> _Source document_:
* begin *

Cause to tie in -- {expert} tagging[edit]

In a science channel program this afternoon, the program stated the Year without a summer was most likely caused not by the the (2) volcanoes cited currently, but by a wide scale Basaltic Lava flow (a little uncertain of that term, but think lake-sized and flowing in a moving plateau of molten rock) which has a better date, See this section / this version post on talk:volcanoes. // FrankB 21:06, 16 November 2007 (UTC)

GA Status[edit]

The article has passed Sections 4), 5) and 6). Work is needed on Sections 1), 2) and 3).

Overall, the assessment is ON HOLD.

1) Style

Description section

  • Remove (corn)

Effects section

  • Replace "in summer and fall" with "in the summer and the autumn"

2) Accuracy

Description section

  • Add a reference for the sentence starting "The result was,,,,,,"

Effects section

  • Expand sentence starting "Many New Englanders,,,,,,," How were they wiped out ? financially ? emotionally ? psychologically ? Add a reference for the claim.

* end *

> _Tasks and exercises_:
• A. In the talk-page excerpt, what is the overall GA assessment?
• B. Shorten the talk-page excerpt's paragraph beginning "In a science channel program this afternoon" while keeping its main facts.

> _Image layout annotations_:

* begin *

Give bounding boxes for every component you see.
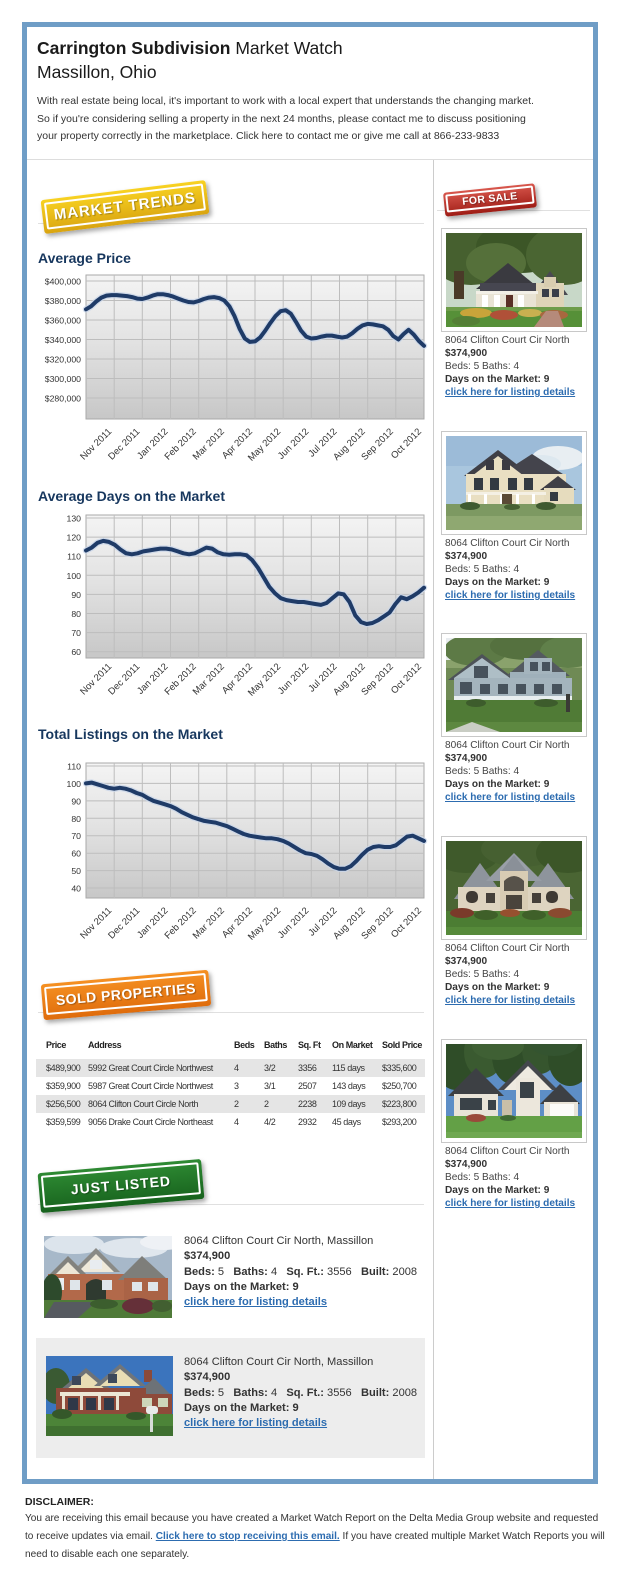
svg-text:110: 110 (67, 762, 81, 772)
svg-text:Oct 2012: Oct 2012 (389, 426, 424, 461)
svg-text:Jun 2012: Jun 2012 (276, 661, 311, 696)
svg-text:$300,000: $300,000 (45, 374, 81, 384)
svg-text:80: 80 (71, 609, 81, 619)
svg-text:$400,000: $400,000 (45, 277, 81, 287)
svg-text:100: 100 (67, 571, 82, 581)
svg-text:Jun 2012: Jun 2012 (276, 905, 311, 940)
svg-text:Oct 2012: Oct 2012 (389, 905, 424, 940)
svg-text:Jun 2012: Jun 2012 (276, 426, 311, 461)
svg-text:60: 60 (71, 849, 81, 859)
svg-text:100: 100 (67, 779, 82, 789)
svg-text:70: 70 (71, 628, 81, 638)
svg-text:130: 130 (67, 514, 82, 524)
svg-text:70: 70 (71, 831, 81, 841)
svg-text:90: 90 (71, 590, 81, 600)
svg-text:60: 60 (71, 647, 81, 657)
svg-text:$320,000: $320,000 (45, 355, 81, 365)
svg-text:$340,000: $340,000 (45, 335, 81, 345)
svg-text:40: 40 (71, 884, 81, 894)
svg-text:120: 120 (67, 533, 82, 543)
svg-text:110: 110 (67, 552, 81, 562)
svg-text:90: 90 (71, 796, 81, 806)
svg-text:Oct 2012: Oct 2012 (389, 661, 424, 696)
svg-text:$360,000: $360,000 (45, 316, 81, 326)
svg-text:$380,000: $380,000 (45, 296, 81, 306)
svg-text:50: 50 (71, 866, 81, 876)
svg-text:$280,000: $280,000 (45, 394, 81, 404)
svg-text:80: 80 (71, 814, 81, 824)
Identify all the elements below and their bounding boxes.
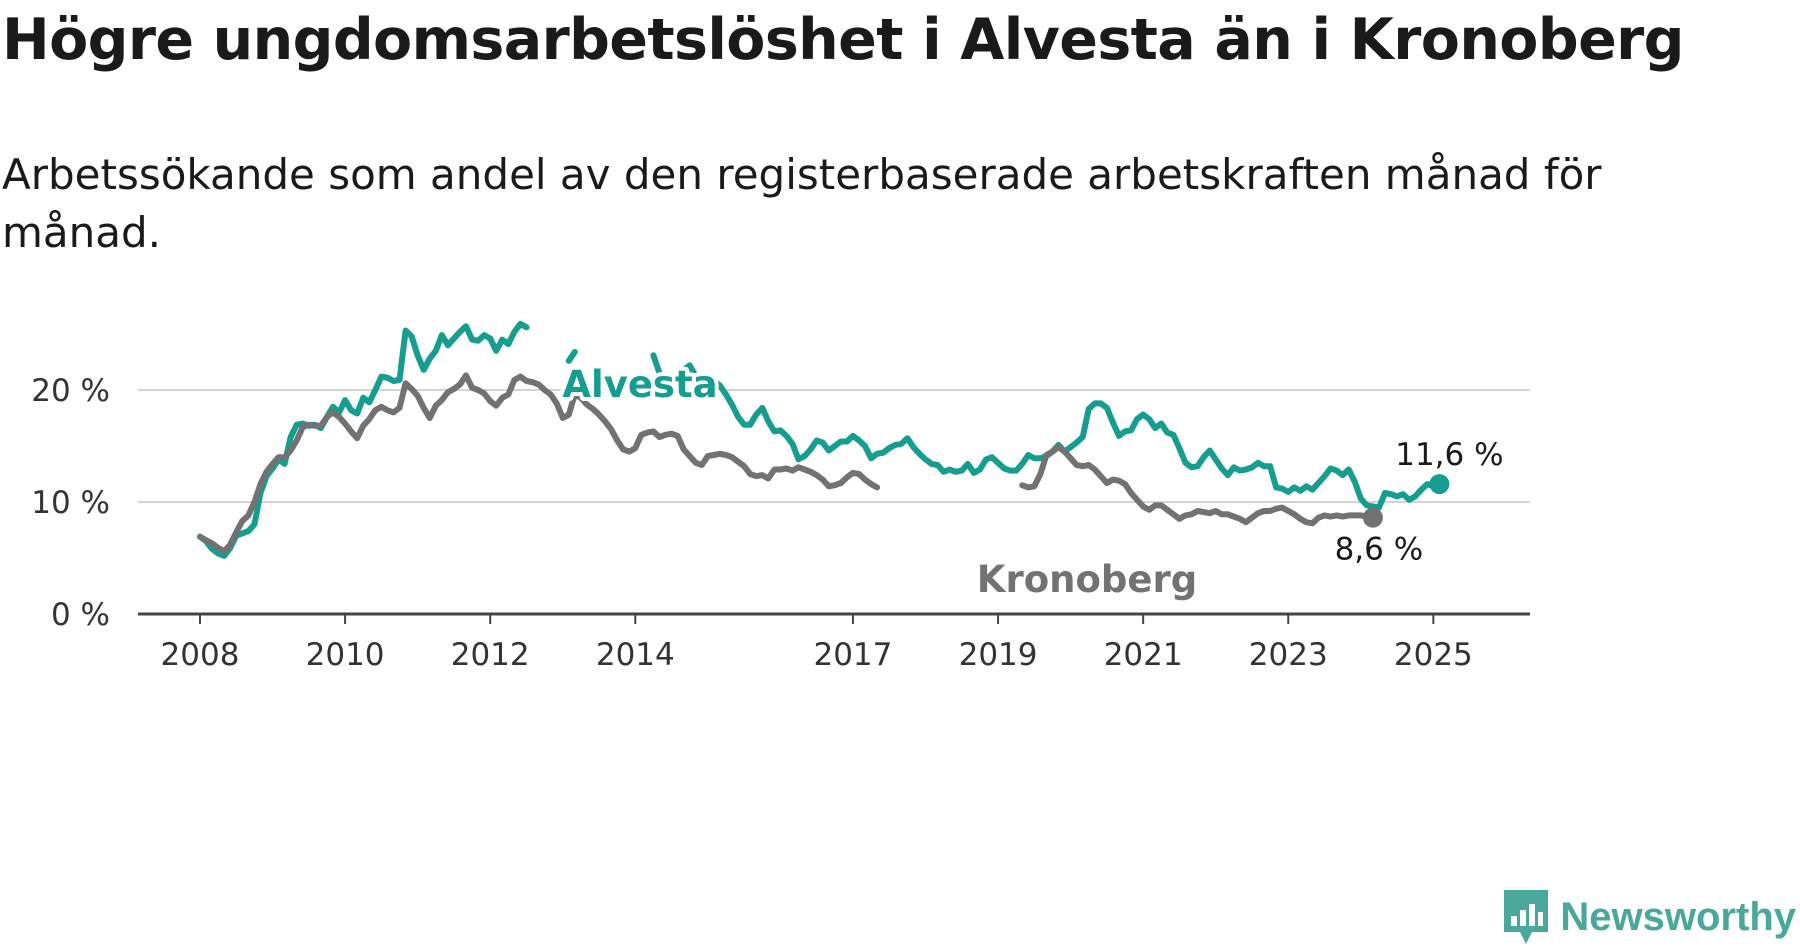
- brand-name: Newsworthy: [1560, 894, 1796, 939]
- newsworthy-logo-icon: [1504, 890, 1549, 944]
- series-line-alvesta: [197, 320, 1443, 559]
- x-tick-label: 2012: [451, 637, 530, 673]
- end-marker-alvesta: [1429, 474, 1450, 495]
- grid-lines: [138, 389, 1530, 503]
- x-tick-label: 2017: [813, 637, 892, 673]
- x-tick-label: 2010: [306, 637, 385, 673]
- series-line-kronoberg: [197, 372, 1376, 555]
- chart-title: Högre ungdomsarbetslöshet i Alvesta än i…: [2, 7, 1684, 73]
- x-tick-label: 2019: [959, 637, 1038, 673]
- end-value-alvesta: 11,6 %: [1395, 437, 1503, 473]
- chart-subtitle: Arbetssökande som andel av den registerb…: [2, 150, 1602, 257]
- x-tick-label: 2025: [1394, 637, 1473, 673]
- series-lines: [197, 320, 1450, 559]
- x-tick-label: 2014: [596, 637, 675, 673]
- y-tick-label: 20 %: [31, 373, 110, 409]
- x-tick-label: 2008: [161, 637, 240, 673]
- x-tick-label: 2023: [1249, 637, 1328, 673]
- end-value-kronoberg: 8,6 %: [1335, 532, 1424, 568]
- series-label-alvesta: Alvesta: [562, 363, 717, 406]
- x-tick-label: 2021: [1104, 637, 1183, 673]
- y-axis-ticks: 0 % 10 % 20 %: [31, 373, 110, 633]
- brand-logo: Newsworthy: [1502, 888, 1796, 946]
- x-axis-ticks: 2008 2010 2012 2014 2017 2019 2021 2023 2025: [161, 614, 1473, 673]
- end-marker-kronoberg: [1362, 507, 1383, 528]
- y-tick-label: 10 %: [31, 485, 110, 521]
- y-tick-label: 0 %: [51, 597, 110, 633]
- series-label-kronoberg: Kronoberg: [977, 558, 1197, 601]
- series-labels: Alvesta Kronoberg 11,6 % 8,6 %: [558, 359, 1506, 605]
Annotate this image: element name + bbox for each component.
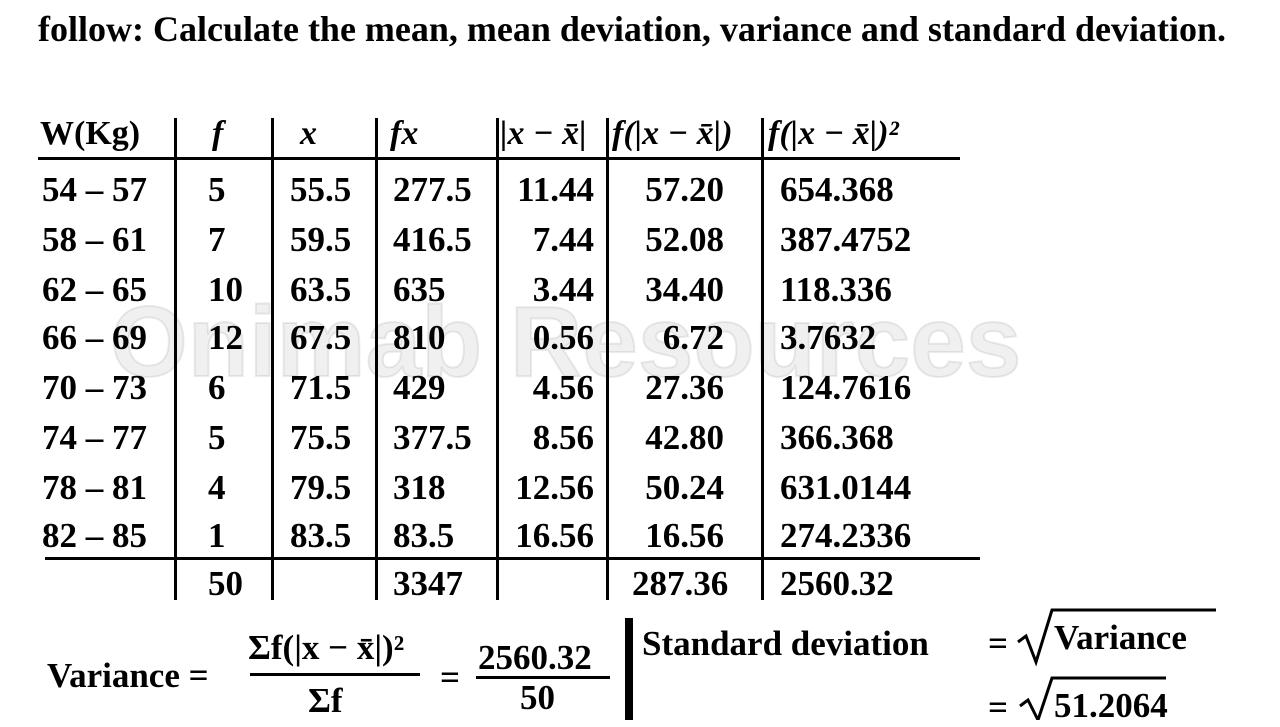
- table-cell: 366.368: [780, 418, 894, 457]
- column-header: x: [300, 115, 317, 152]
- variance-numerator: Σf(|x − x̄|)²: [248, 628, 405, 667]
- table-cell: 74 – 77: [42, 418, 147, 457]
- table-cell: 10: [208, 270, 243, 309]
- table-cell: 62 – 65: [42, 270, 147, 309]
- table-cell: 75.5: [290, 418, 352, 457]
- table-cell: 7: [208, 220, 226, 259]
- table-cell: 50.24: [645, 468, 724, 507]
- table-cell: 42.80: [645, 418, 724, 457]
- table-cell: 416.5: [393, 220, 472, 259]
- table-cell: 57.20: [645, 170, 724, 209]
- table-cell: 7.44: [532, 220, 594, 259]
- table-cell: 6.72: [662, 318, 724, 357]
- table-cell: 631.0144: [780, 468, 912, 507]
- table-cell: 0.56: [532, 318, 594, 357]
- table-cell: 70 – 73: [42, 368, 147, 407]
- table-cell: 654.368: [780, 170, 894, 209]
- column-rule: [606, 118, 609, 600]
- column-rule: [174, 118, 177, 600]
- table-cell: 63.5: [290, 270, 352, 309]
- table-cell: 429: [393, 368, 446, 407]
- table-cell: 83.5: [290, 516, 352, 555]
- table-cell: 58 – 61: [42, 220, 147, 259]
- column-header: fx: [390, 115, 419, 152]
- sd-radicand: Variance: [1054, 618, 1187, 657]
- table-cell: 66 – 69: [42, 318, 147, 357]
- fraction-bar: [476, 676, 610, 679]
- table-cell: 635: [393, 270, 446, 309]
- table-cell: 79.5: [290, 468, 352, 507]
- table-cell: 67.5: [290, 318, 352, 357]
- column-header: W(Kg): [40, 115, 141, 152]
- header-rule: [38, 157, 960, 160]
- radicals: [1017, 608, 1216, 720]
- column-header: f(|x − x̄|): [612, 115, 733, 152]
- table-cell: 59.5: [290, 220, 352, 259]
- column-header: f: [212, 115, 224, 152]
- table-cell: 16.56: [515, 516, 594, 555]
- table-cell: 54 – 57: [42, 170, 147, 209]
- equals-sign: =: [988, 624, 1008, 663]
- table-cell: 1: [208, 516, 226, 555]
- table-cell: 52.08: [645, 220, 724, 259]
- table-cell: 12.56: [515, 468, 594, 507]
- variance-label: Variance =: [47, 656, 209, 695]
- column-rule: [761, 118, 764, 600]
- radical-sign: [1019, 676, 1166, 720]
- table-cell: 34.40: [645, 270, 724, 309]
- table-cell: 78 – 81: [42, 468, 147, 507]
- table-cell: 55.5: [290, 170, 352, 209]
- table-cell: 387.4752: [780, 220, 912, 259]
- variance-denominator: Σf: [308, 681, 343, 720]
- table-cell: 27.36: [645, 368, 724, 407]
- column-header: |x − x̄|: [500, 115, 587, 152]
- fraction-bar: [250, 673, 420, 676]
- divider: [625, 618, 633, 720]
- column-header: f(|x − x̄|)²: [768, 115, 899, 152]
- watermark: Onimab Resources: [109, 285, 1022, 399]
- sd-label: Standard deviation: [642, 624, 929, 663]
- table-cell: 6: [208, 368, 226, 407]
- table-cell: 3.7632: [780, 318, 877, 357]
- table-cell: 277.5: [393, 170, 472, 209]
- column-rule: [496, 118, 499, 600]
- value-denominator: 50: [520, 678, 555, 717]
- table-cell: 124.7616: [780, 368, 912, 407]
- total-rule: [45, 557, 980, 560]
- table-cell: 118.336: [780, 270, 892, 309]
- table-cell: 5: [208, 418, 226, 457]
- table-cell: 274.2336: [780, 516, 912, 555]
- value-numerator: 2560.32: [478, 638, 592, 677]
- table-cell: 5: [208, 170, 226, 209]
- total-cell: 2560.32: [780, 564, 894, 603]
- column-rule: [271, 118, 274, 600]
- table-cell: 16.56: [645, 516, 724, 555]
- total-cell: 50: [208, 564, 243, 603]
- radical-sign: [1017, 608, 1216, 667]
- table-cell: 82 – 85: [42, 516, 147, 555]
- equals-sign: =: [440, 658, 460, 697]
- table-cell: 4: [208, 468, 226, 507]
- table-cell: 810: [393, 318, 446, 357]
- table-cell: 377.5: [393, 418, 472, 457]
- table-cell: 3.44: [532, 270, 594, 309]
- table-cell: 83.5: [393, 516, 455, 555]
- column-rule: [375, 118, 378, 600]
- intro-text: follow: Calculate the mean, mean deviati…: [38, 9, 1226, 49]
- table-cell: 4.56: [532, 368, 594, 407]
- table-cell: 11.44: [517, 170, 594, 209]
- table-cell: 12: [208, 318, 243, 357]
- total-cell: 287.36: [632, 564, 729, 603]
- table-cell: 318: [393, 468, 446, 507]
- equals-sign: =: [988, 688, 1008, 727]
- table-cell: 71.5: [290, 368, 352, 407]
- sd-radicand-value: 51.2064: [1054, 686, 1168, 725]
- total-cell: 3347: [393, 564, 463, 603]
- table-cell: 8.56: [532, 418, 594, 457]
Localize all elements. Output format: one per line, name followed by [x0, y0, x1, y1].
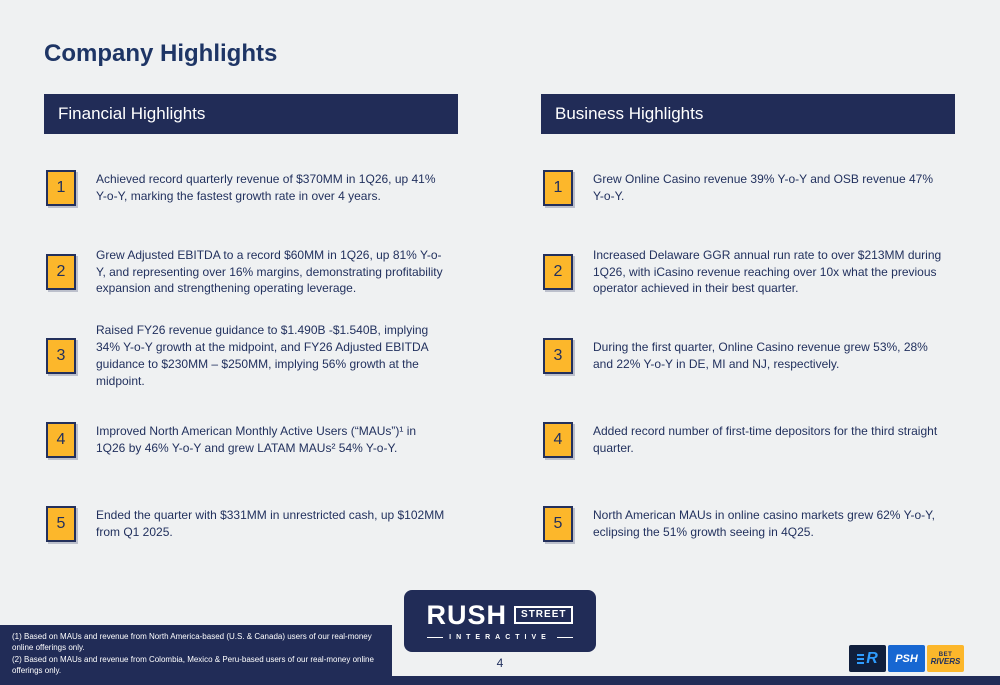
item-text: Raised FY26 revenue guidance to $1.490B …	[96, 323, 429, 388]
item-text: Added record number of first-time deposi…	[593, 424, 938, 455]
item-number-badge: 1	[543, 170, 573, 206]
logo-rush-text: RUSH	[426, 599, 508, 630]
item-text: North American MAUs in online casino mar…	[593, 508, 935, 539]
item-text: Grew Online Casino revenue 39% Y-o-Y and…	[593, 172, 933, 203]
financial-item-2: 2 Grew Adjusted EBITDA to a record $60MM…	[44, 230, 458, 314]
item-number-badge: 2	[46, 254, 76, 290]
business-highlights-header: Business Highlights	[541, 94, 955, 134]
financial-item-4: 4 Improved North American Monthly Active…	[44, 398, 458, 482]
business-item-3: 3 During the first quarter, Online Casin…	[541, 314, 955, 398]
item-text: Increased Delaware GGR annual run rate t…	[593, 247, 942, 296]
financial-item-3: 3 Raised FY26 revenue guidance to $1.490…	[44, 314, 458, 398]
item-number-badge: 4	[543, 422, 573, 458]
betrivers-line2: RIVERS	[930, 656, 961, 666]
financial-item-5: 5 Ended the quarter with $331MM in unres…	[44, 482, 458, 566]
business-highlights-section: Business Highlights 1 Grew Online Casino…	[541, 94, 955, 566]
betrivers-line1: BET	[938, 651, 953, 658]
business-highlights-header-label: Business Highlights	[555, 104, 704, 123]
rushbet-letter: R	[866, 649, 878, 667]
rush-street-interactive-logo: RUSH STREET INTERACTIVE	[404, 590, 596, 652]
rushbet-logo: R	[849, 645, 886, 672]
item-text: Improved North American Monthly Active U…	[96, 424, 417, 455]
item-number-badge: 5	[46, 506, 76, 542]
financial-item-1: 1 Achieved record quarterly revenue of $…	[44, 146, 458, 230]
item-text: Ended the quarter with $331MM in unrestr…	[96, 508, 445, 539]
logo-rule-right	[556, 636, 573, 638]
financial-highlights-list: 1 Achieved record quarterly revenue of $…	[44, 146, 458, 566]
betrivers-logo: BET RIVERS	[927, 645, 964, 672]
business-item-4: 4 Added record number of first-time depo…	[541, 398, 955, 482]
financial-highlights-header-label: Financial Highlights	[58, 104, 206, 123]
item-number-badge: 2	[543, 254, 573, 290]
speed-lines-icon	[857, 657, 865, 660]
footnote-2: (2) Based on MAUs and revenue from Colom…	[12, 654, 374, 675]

* end *

> _Final answers_:
• A. ON HOLD.

• B. A science channel program said the Year without a summer was most likely caused by a wide-scale basaltic lava flow, which has a better date, rather than by the two volcanoes now cited. The poster, FrankB, was unsure of the term and referred readers to a post on talk:volcanoes (21:06, 16 November 2007 UTC).